→ **Task brief**: Pick out every line with the word "frac" and copy it.
** start of Given information **
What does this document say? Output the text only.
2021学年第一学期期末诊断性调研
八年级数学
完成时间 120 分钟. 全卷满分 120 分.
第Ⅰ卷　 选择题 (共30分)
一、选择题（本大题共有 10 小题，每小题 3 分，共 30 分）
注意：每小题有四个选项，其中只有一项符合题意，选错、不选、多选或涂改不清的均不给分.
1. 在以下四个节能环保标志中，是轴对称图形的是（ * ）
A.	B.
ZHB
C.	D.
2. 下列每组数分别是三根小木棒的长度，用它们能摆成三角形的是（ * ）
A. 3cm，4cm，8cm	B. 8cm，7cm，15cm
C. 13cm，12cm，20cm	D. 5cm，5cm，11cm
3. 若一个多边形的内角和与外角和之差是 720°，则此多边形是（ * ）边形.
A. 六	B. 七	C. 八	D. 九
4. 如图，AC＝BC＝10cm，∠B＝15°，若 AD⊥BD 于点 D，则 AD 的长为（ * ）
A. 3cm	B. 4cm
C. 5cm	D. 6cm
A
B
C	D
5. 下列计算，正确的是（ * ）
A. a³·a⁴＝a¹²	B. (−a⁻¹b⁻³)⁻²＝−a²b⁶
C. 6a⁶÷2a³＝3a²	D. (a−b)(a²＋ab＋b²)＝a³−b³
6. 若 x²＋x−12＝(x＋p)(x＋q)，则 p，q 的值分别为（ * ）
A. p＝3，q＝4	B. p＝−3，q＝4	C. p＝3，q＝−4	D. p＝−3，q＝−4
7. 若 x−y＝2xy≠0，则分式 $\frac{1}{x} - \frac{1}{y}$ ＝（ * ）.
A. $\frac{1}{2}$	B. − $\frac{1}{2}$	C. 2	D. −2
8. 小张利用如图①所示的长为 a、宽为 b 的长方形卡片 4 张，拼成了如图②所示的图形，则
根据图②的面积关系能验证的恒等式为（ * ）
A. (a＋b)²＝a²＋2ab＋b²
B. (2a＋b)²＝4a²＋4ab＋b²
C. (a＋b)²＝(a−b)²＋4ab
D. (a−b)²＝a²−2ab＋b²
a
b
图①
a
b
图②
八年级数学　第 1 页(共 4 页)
** end of Given information **
→ **Answer to the problem**:
7. 若 x−y＝2xy≠0，则分式 $\frac{1}{x} - \frac{1}{y}$ ＝（ * ）.
A. $\frac{1}{2}$	B. − $\frac{1}{2}$	C. 2	D. −2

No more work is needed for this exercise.